* WHAT YOU ARE ASKED TO DO *
Wherever the string "program" appears, copy the whole line.

* DATA EXTRACT *
******

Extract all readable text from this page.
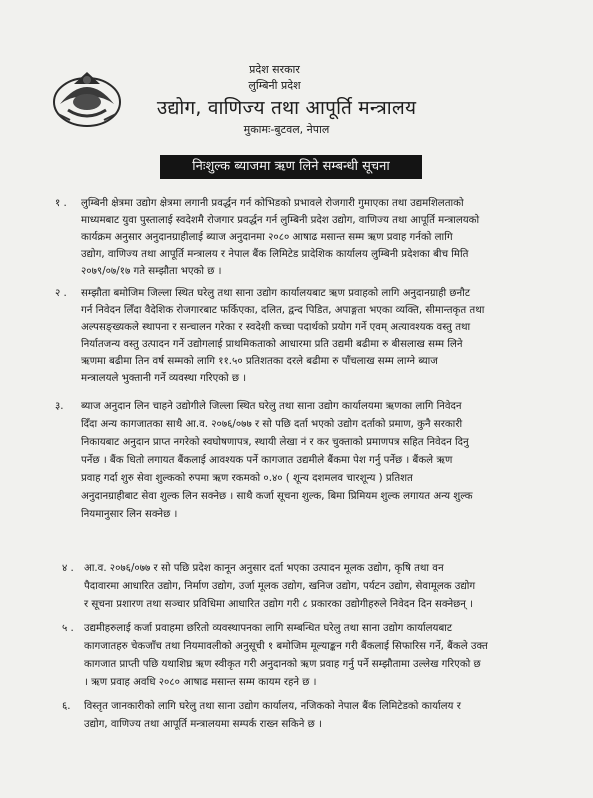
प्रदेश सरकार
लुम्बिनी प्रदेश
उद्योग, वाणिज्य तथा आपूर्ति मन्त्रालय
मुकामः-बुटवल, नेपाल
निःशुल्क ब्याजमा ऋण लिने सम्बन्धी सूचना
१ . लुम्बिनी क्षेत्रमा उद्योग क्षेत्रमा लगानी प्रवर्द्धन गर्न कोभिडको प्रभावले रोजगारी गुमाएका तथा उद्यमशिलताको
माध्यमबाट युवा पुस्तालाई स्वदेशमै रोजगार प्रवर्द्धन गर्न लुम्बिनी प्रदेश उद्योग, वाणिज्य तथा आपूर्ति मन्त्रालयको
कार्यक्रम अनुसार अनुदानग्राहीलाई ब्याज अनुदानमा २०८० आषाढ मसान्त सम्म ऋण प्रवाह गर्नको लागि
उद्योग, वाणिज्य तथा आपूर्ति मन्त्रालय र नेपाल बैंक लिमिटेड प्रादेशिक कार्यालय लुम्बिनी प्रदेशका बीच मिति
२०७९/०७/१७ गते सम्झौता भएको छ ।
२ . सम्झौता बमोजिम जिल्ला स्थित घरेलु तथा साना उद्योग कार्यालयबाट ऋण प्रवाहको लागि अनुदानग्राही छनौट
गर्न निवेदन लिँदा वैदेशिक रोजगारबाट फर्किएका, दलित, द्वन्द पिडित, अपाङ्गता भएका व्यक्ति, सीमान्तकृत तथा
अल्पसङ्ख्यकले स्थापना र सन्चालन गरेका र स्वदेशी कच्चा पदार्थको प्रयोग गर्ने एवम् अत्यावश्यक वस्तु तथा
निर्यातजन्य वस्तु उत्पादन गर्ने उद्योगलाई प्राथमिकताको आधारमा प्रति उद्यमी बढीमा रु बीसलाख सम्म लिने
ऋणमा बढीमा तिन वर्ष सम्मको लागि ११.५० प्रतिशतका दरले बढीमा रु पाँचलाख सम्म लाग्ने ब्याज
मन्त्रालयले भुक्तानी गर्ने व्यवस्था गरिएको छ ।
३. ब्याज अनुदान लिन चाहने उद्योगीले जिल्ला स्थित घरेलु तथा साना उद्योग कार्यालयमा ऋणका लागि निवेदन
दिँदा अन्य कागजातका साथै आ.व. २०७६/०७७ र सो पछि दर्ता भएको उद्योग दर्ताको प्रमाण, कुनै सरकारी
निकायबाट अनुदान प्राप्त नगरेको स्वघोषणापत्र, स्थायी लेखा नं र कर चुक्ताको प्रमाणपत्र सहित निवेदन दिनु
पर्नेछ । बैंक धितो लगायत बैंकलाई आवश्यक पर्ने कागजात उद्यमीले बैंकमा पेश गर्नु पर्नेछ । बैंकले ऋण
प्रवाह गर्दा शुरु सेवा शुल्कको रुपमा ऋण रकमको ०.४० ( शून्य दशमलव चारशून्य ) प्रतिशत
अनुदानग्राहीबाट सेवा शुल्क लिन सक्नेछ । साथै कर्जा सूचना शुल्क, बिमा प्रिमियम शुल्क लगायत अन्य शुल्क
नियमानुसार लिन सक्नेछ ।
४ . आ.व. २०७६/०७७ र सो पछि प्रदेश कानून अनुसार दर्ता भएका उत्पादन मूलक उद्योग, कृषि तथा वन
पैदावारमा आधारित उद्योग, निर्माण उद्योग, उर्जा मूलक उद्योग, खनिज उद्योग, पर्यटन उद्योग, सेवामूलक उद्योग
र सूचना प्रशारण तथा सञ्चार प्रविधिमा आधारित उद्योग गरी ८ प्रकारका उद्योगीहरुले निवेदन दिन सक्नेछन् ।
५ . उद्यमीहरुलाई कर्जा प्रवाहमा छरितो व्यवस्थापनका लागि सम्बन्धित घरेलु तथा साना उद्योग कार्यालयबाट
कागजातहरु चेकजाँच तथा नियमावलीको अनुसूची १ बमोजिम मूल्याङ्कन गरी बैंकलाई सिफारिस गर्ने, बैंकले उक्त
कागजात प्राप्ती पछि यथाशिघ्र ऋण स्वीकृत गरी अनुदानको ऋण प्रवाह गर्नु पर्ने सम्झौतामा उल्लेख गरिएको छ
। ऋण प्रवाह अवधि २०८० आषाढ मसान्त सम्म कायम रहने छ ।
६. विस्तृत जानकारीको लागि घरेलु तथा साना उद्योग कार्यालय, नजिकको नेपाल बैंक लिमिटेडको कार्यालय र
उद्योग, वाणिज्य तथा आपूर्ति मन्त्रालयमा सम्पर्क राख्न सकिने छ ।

******

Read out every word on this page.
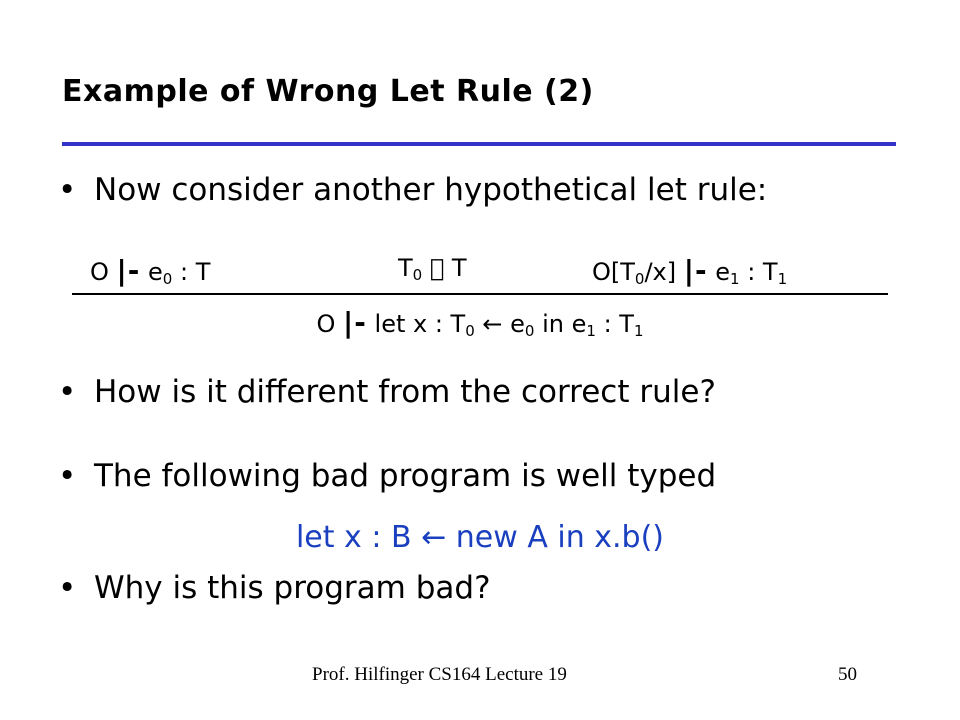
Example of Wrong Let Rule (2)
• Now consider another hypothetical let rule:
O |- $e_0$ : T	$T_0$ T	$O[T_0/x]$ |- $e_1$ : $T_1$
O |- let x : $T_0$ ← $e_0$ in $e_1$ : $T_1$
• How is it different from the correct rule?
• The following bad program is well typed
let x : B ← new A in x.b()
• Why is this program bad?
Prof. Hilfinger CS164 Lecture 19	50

******

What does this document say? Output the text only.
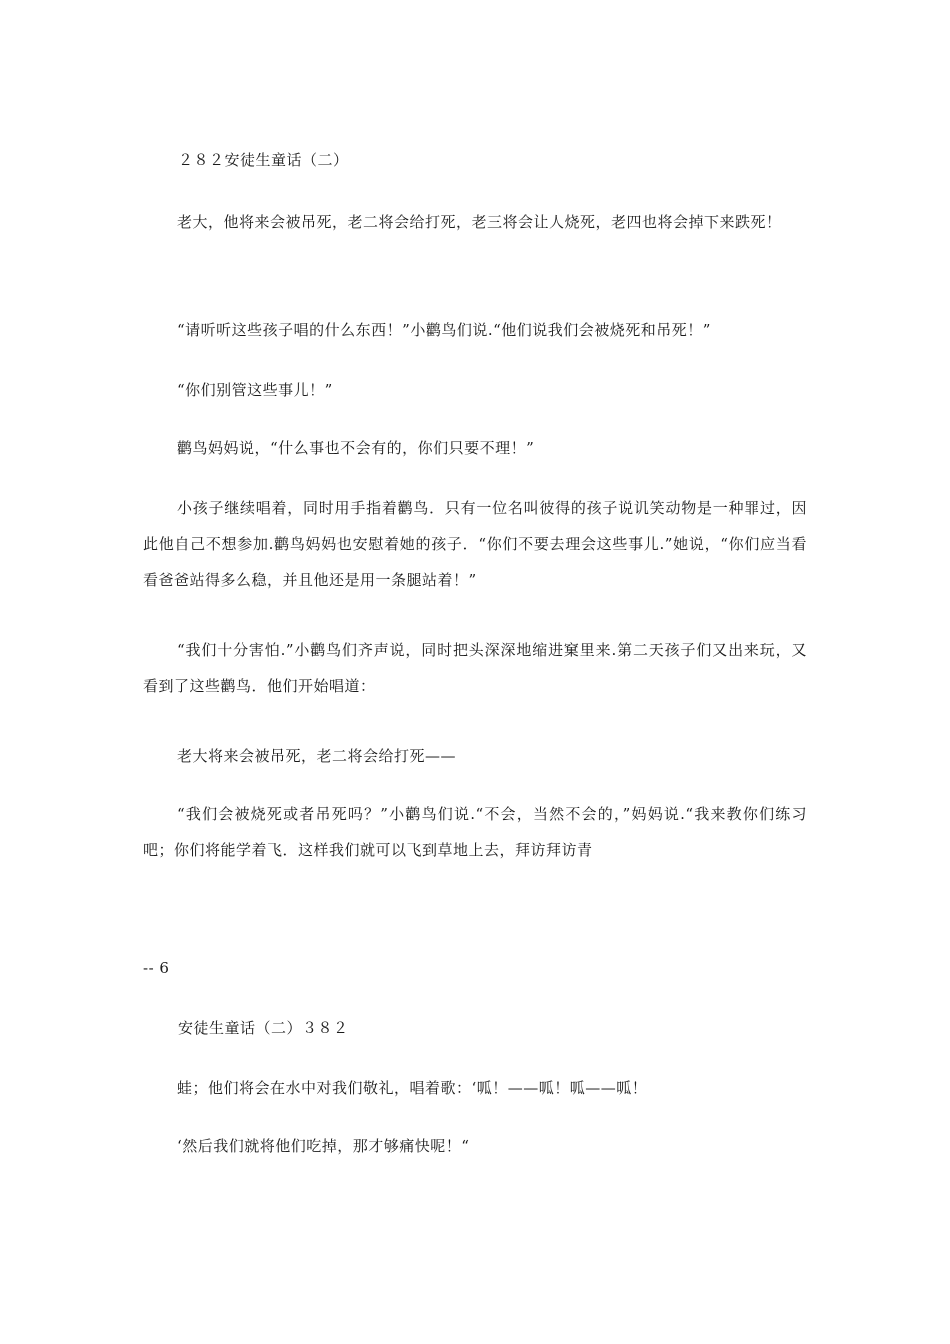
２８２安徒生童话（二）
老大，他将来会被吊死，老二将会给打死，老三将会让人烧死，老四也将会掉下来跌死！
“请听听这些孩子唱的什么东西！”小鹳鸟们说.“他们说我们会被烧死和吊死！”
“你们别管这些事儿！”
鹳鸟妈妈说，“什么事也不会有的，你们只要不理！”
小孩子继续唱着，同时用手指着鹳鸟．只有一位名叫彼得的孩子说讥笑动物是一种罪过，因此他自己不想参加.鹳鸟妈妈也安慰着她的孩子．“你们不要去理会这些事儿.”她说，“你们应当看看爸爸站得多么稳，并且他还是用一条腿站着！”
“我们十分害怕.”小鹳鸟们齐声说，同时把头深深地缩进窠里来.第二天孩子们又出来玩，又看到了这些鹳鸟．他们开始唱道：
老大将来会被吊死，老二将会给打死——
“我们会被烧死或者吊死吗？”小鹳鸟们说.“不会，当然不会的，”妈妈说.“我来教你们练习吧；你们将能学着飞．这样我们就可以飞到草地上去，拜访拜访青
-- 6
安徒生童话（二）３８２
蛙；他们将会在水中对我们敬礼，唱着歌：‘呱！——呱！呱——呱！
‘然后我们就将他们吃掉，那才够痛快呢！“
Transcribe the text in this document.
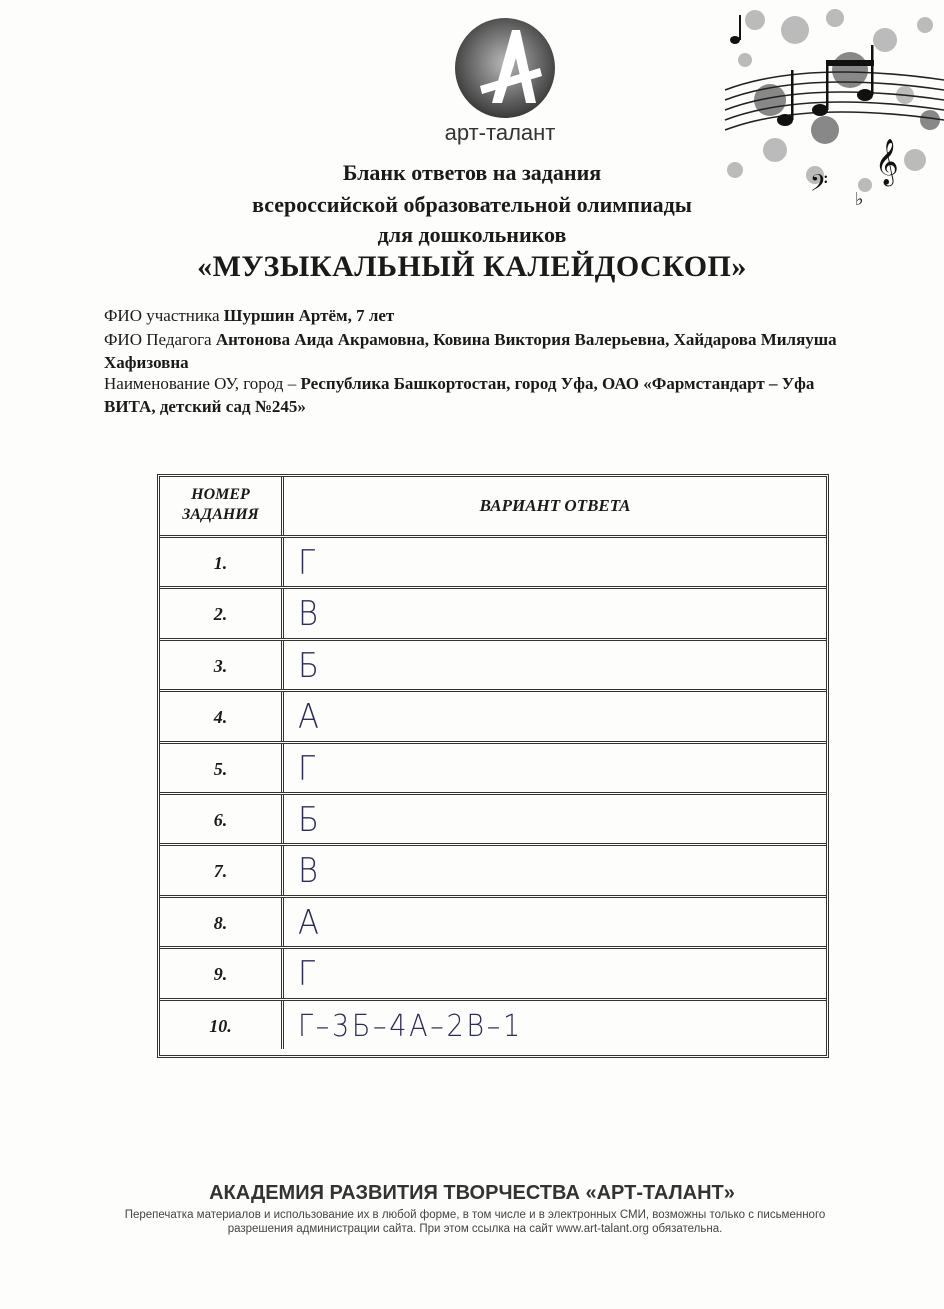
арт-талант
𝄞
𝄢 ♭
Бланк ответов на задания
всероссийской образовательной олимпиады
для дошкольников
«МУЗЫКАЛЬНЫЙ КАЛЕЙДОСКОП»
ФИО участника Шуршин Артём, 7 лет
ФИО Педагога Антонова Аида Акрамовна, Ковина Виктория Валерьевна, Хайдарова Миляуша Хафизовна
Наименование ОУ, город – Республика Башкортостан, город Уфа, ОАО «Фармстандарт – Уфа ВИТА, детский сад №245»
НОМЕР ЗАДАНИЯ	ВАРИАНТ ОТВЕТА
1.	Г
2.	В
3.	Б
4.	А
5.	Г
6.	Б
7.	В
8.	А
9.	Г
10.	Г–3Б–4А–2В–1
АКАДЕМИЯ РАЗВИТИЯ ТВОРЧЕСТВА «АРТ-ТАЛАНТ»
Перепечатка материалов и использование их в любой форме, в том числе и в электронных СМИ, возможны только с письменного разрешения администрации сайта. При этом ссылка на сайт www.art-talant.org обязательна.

******

* RESULT OF THE EXERCISE *
• The following bad program is well typed
• Why is this program bad?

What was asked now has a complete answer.